Beginning with the line in which "Transcribe this image's" appears, transcribe each line word for word until the records end. Do not include pictures.

**** MATERIAL FOR THIS EXERCISE ****

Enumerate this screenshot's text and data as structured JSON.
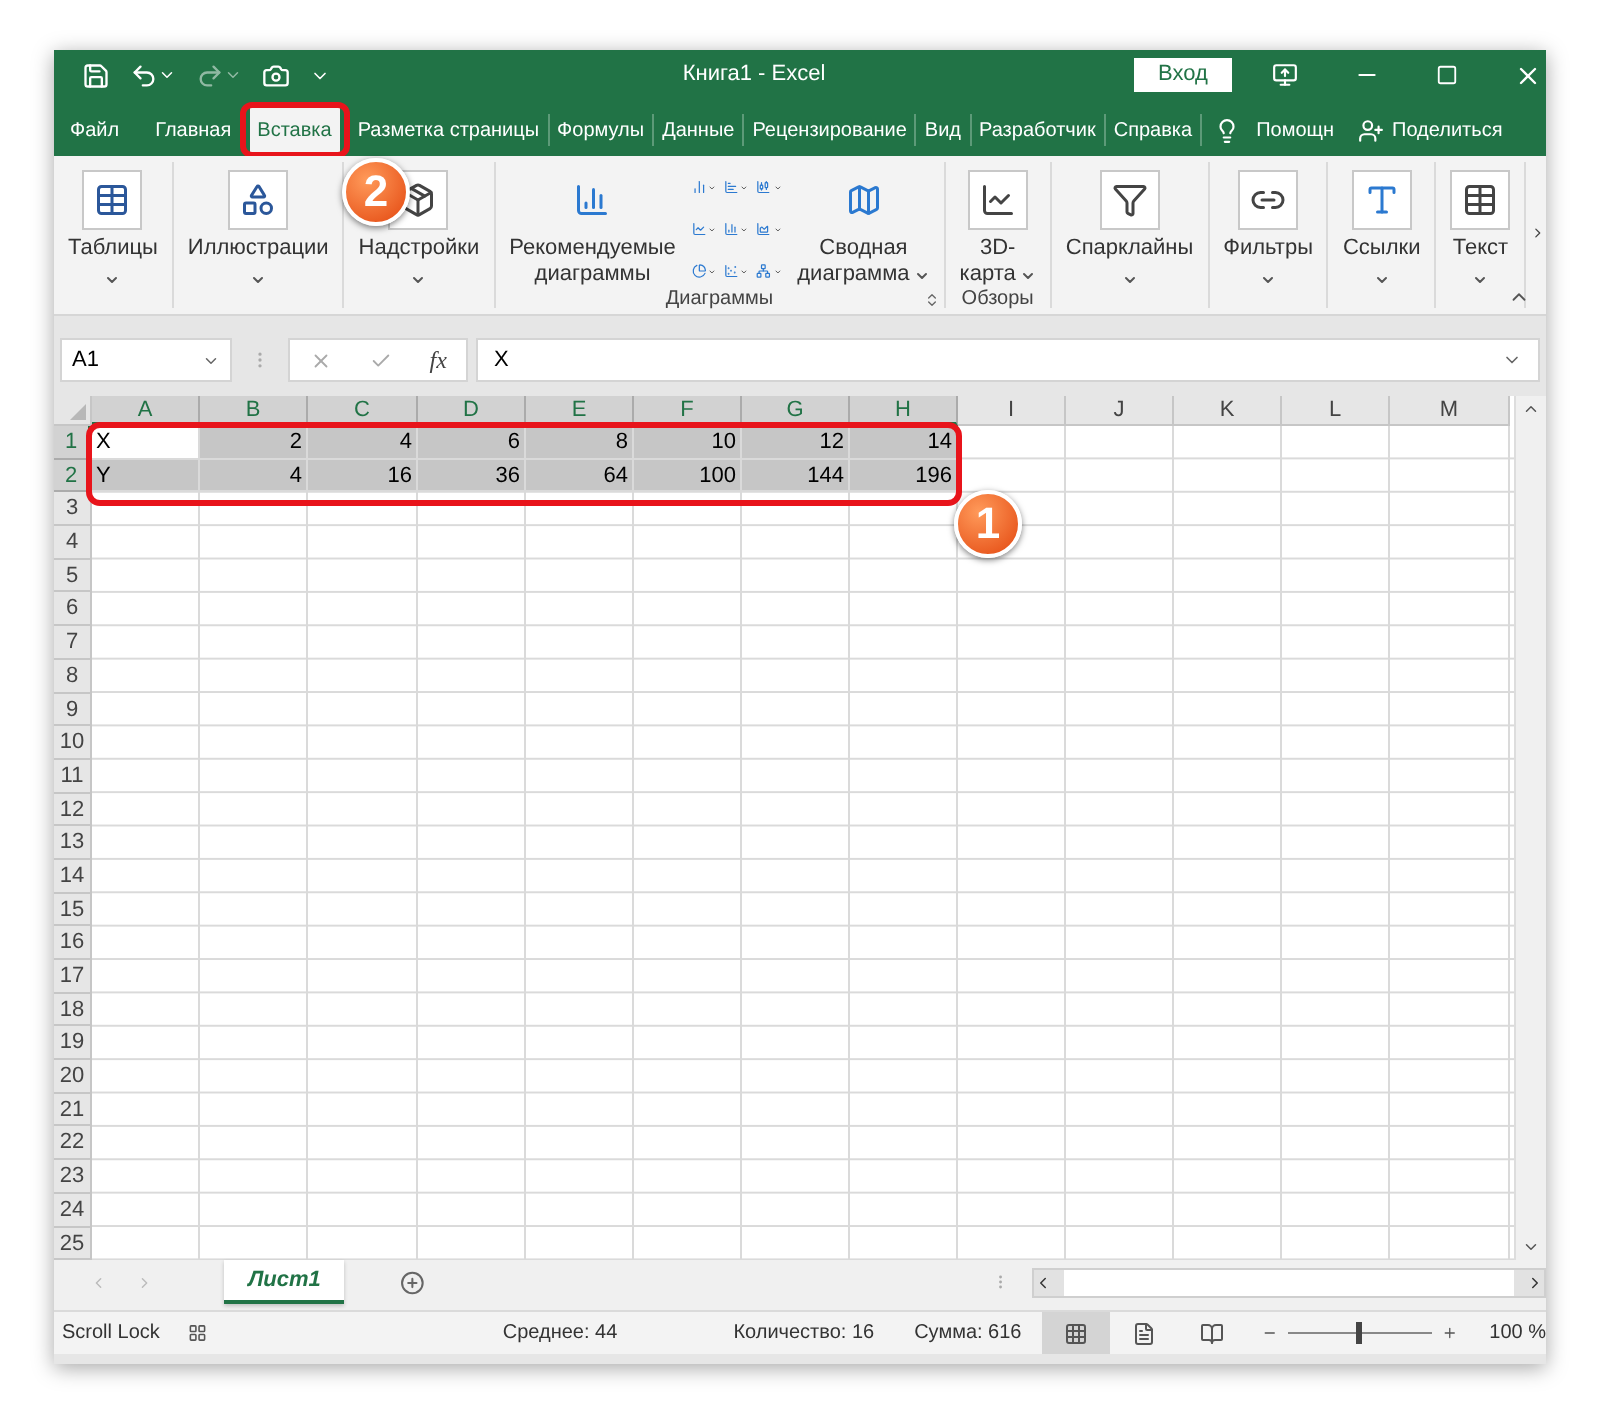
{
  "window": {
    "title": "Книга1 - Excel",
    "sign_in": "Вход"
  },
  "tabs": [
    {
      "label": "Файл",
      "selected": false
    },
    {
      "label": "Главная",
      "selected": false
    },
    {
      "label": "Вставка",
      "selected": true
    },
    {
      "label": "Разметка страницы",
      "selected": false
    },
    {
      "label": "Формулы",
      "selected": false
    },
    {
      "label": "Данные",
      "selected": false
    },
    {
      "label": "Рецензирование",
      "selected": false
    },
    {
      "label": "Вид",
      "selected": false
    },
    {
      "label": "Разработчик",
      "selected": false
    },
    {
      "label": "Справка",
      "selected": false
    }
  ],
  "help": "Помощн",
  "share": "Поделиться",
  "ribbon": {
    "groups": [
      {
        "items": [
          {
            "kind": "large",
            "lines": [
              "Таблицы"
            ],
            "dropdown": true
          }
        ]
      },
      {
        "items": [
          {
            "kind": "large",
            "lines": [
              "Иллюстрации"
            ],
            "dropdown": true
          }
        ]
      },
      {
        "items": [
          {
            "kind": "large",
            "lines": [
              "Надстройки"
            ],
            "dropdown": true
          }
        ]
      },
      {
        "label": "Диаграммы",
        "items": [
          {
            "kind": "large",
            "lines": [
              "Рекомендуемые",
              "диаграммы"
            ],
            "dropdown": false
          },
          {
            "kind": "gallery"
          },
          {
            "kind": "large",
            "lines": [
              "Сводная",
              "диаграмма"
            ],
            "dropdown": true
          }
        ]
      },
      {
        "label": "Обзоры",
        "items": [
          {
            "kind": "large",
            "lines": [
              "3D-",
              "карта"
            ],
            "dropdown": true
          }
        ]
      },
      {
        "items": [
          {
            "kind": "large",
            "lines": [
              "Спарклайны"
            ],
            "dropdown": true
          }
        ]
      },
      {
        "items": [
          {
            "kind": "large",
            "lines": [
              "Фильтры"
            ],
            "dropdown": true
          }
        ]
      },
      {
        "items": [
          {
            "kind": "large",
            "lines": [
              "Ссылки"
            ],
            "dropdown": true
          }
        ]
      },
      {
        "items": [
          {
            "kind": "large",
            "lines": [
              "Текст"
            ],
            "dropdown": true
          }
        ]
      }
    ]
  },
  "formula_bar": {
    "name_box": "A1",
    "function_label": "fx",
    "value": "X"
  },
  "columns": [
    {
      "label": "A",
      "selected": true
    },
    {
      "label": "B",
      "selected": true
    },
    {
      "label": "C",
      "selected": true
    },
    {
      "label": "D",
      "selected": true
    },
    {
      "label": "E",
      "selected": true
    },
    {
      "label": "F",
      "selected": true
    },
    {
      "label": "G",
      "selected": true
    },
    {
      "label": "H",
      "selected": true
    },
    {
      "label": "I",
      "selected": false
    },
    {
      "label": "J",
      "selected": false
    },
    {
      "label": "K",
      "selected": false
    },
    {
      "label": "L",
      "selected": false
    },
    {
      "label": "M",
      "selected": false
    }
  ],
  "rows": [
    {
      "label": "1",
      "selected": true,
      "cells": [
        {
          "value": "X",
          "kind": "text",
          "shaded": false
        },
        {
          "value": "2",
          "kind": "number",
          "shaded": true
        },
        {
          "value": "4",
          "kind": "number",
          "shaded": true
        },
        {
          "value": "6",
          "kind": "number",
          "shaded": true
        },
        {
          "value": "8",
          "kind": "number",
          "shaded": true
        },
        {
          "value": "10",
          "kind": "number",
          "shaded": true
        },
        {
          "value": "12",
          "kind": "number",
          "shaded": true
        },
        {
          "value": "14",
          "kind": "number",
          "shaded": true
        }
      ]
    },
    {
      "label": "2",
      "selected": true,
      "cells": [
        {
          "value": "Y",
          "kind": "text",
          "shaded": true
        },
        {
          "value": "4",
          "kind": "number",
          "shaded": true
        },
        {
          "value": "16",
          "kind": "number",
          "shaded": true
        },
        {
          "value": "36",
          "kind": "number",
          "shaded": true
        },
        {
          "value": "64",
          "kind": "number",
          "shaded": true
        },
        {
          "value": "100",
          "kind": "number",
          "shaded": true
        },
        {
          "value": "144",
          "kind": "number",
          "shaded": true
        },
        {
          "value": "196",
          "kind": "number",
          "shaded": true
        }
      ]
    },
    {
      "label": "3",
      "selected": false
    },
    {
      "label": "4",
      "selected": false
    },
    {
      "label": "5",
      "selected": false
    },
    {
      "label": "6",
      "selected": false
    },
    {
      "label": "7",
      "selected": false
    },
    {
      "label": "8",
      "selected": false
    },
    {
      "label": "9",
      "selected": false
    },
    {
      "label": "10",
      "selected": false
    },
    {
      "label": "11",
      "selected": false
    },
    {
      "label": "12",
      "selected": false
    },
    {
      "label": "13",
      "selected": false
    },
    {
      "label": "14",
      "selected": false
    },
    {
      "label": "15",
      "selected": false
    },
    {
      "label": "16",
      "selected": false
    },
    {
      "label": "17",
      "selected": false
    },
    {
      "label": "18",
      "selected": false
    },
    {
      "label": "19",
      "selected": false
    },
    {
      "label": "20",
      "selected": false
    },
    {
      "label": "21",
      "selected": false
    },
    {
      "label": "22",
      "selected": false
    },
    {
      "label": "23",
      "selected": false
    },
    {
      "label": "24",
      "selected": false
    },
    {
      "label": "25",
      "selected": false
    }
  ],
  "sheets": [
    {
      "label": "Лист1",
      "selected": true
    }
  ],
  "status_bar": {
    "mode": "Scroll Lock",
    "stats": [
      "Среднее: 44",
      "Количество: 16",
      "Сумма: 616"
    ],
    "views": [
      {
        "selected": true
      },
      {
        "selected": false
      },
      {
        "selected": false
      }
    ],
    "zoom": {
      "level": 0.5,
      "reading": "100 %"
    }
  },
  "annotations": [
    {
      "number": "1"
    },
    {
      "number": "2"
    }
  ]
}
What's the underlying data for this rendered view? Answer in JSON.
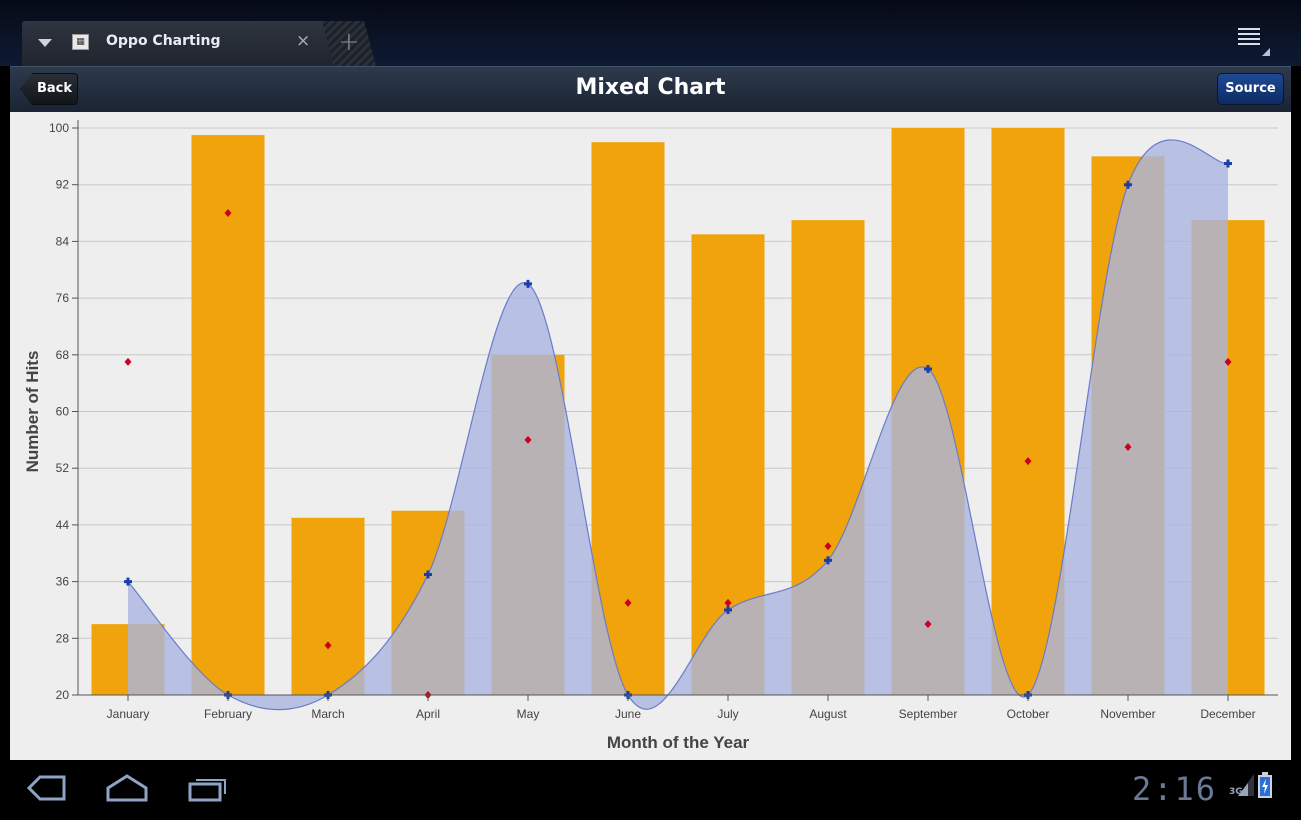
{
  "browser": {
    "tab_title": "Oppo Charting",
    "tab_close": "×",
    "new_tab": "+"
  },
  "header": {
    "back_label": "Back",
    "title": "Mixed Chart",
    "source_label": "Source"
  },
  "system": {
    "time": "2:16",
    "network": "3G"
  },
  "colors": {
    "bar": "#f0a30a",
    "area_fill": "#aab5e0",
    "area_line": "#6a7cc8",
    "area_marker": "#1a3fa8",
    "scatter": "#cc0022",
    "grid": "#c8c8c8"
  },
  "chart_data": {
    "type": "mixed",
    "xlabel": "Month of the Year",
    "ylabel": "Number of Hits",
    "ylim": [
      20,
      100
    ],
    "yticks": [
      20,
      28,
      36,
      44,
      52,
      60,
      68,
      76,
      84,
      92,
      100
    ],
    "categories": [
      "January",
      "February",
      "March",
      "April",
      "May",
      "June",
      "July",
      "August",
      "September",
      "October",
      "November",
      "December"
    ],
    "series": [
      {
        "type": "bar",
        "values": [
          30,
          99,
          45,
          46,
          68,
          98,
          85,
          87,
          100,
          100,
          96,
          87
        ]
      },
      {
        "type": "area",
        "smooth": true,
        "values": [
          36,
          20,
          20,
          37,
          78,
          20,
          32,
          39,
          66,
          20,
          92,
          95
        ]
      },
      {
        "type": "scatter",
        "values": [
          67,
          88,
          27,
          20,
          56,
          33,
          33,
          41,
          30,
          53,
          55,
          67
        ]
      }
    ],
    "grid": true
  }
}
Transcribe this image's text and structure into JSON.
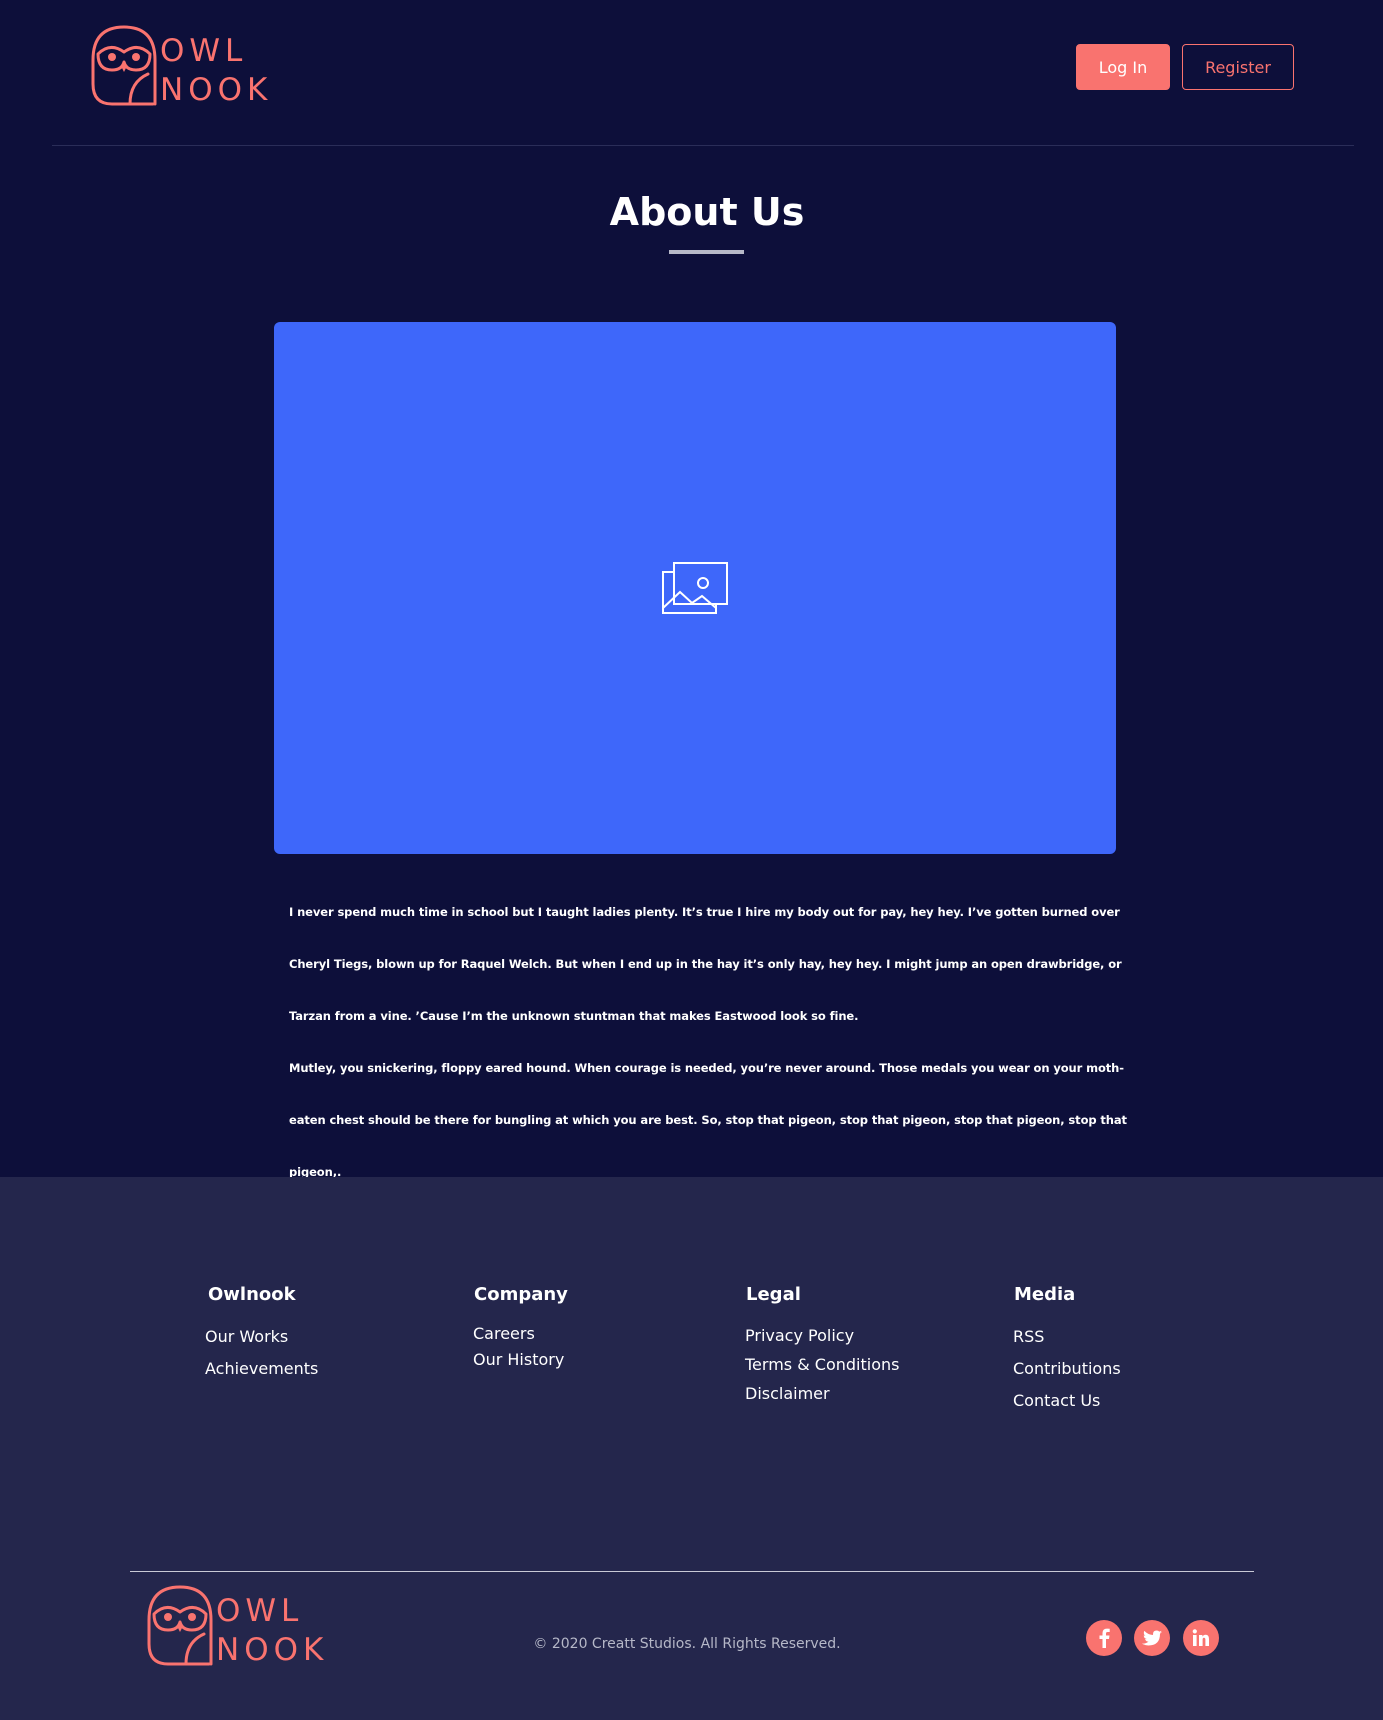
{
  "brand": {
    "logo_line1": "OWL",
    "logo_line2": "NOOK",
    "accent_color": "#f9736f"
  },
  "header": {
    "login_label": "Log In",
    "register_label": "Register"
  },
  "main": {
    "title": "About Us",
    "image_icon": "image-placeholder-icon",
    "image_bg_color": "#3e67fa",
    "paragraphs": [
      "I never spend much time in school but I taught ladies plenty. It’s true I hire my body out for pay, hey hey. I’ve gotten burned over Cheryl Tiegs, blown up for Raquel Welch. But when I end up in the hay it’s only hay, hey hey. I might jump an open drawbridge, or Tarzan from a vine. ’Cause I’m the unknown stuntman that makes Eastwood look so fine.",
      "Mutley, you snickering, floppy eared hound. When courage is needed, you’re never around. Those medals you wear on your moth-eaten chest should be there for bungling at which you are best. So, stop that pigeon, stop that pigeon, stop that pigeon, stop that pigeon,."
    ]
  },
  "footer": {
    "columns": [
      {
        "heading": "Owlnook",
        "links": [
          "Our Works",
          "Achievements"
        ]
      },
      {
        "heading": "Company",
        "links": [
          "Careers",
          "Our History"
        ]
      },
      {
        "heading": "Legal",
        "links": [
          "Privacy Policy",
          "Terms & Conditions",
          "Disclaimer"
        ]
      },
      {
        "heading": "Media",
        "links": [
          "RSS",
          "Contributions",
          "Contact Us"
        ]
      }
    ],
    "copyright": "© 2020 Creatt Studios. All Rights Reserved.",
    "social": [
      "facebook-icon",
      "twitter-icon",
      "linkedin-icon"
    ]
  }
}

****

- _WRITTEN ANSWER_
Transcribe this image's text and structure into JSON.
{
  "brand": {
    "logo_line1": "OWL",
    "logo_line2": "NOOK",
    "accent_color": "#f9736f"
  },
  "header": {
    "login_label": "Log In",
    "register_label": "Register"
  },
  "main": {
    "title": "About Us",
    "image_icon": "image-placeholder-icon",
    "image_bg_color": "#3e67fa",
    "paragraphs": [
      "I never spend much time in school but I taught ladies plenty. It’s true I hire my body out for pay, hey hey. I’ve gotten burned over Cheryl Tiegs, blown up for Raquel Welch. But when I end up in the hay it’s only hay, hey hey. I might jump an open drawbridge, or Tarzan from a vine. ’Cause I’m the unknown stuntman that makes Eastwood look so fine.",
      "Mutley, you snickering, floppy eared hound. When courage is needed, you’re never around. Those medals you wear on your moth-eaten chest should be there for bungling at which you are best. So, stop that pigeon, stop that pigeon, stop that pigeon, stop that pigeon,."
    ]
  },
  "footer": {
    "columns": [
      {
        "heading": "Owlnook",
        "links": [
          "Our Works",
          "Achievements"
        ]
      },
      {
        "heading": "Company",
        "links": [
          "Careers",
          "Our History"
        ]
      },
      {
        "heading": "Legal",
        "links": [
          "Privacy Policy",
          "Terms & Conditions",
          "Disclaimer"
        ]
      },
      {
        "heading": "Media",
        "links": [
          "RSS",
          "Contributions",
          "Contact Us"
        ]
      }
    ],
    "copyright": "© 2020 Creatt Studios. All Rights Reserved.",
    "social": [
      "facebook-icon",
      "twitter-icon",
      "linkedin-icon"
    ]
  }
}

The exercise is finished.